--- Task data ---

--------------------------------------------------

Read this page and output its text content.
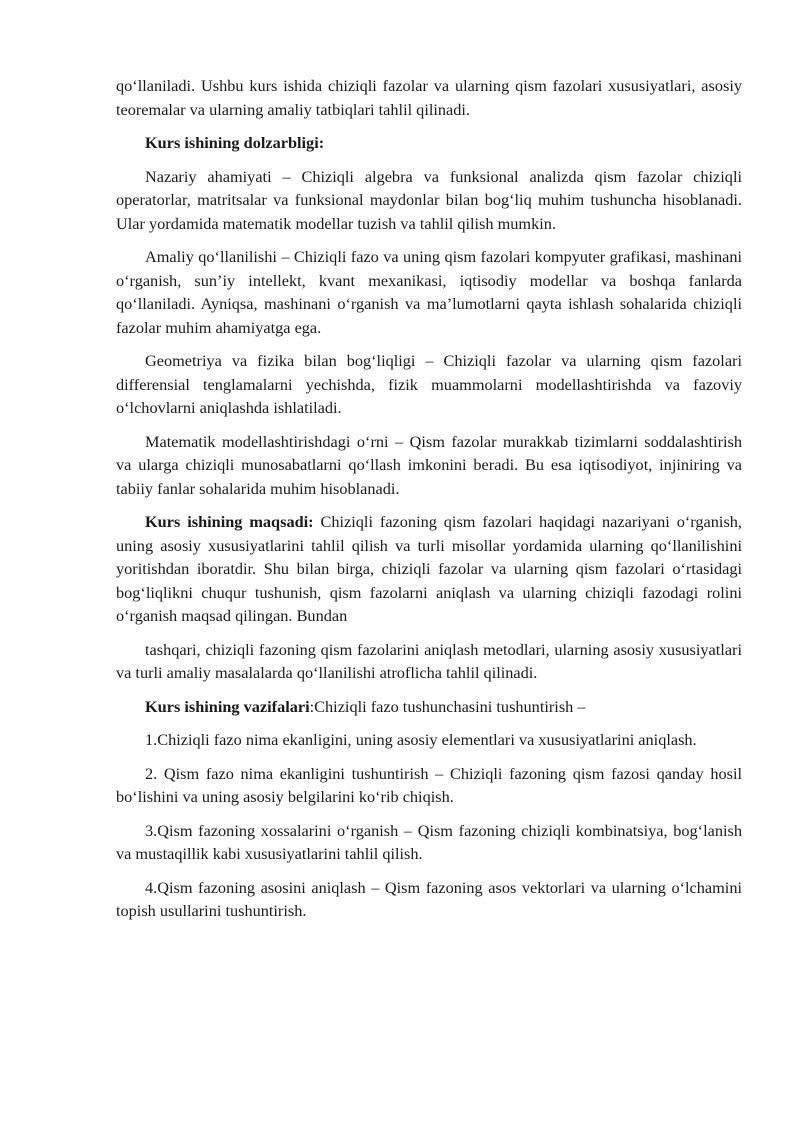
qo‘llaniladi. Ushbu kurs ishida chiziqli fazolar va ularning qism fazolari xususiyatlari, asosiy teoremalar va ularning amaliy tatbiqlari tahlil qilinadi.

Kurs ishining dolzarbligi:

Nazariy ahamiyati – Chiziqli algebra va funksional analizda qism fazolar chiziqli operatorlar, matritsalar va funksional maydonlar bilan bog‘liq muhim tushuncha hisoblanadi. Ular yordamida matematik modellar tuzish va tahlil qilish mumkin.

Amaliy qo‘llanilishi – Chiziqli fazo va uning qism fazolari kompyuter grafikasi, mashinani o‘rganish, sun’iy intellekt, kvant mexanikasi, iqtisodiy modellar va boshqa fanlarda qo‘llaniladi. Ayniqsa, mashinani o‘rganish va ma’lumotlarni qayta ishlash sohalarida chiziqli fazolar muhim ahamiyatga ega.

Geometriya va fizika bilan bog‘liqligi – Chiziqli fazolar va ularning qism fazolari differensial tenglamalarni yechishda, fizik muammolarni modellashtirishda va fazoviy o‘lchovlarni aniqlashda ishlatiladi.

Matematik modellashtirishdagi o‘rni – Qism fazolar murakkab tizimlarni soddalashtirish va ularga chiziqli munosabatlarni qo‘llash imkonini beradi. Bu esa iqtisodiyot, injiniring va tabiiy fanlar sohalarida muhim hisoblanadi.

Kurs ishining maqsadi: Chiziqli fazoning qism fazolari haqidagi nazariyani o‘rganish, uning asosiy xususiyatlarini tahlil qilish va turli misollar yordamida ularning qo‘llanilishini yoritishdan iboratdir. Shu bilan birga, chiziqli fazolar va ularning qism fazolari o‘rtasidagi bog‘liqlikni chuqur tushunish, qism fazolarni aniqlash va ularning chiziqli fazodagi rolini o‘rganish maqsad qilingan. Bundan

tashqari, chiziqli fazoning qism fazolarini aniqlash metodlari, ularning asosiy xususiyatlari va turli amaliy masalalarda qo‘llanilishi atroflicha tahlil qilinadi.

Kurs ishining vazifalari:Chiziqli fazo tushunchasini tushuntirish –

1.Chiziqli fazo nima ekanligini, uning asosiy elementlari va xususiyatlarini aniqlash.

2. Qism fazo nima ekanligini tushuntirish – Chiziqli fazoning qism fazosi qanday hosil bo‘lishini va uning asosiy belgilarini ko‘rib chiqish.

3.Qism fazoning xossalarini o‘rganish – Qism fazoning chiziqli kombinatsiya, bog‘lanish va mustaqillik kabi xususiyatlarini tahlil qilish.

4.Qism fazoning asosini aniqlash – Qism fazoning asos vektorlari va ularning o‘lchamini topish usullarini tushuntirish.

--------------------------------------------------

All of the data above should be transcribed verbatim, with pictures omitted.

Read this page and output its text content.
qo‘llaniladi. Ushbu kurs ishida chiziqli fazolar va ularning qism fazolari xususiyatlari, asosiy teoremalar va ularning amaliy tatbiqlari tahlil qilinadi.

Kurs ishining dolzarbligi:

Nazariy ahamiyati – Chiziqli algebra va funksional analizda qism fazolar chiziqli operatorlar, matritsalar va funksional maydonlar bilan bog‘liq muhim tushuncha hisoblanadi. Ular yordamida matematik modellar tuzish va tahlil qilish mumkin.

Amaliy qo‘llanilishi – Chiziqli fazo va uning qism fazolari kompyuter grafikasi, mashinani o‘rganish, sun’iy intellekt, kvant mexanikasi, iqtisodiy modellar va boshqa fanlarda qo‘llaniladi. Ayniqsa, mashinani o‘rganish va ma’lumotlarni qayta ishlash sohalarida chiziqli fazolar muhim ahamiyatga ega.

Geometriya va fizika bilan bog‘liqligi – Chiziqli fazolar va ularning qism fazolari differensial tenglamalarni yechishda, fizik muammolarni modellashtirishda va fazoviy o‘lchovlarni aniqlashda ishlatiladi.

Matematik modellashtirishdagi o‘rni – Qism fazolar murakkab tizimlarni soddalashtirish va ularga chiziqli munosabatlarni qo‘llash imkonini beradi. Bu esa iqtisodiyot, injiniring va tabiiy fanlar sohalarida muhim hisoblanadi.

Kurs ishining maqsadi: Chiziqli fazoning qism fazolari haqidagi nazariyani o‘rganish, uning asosiy xususiyatlarini tahlil qilish va turli misollar yordamida ularning qo‘llanilishini yoritishdan iboratdir. Shu bilan birga, chiziqli fazolar va ularning qism fazolari o‘rtasidagi bog‘liqlikni chuqur tushunish, qism fazolarni aniqlash va ularning chiziqli fazodagi rolini o‘rganish maqsad qilingan. Bundan

tashqari, chiziqli fazoning qism fazolarini aniqlash metodlari, ularning asosiy xususiyatlari va turli amaliy masalalarda qo‘llanilishi atroflicha tahlil qilinadi.

Kurs ishining vazifalari:Chiziqli fazo tushunchasini tushuntirish –

1.Chiziqli fazo nima ekanligini, uning asosiy elementlari va xususiyatlarini aniqlash.

2. Qism fazo nima ekanligini tushuntirish – Chiziqli fazoning qism fazosi qanday hosil bo‘lishini va uning asosiy belgilarini ko‘rib chiqish.

3.Qism fazoning xossalarini o‘rganish – Qism fazoning chiziqli kombinatsiya, bog‘lanish va mustaqillik kabi xususiyatlarini tahlil qilish.

4.Qism fazoning asosini aniqlash – Qism fazoning asos vektorlari va ularning o‘lchamini topish usullarini tushuntirish.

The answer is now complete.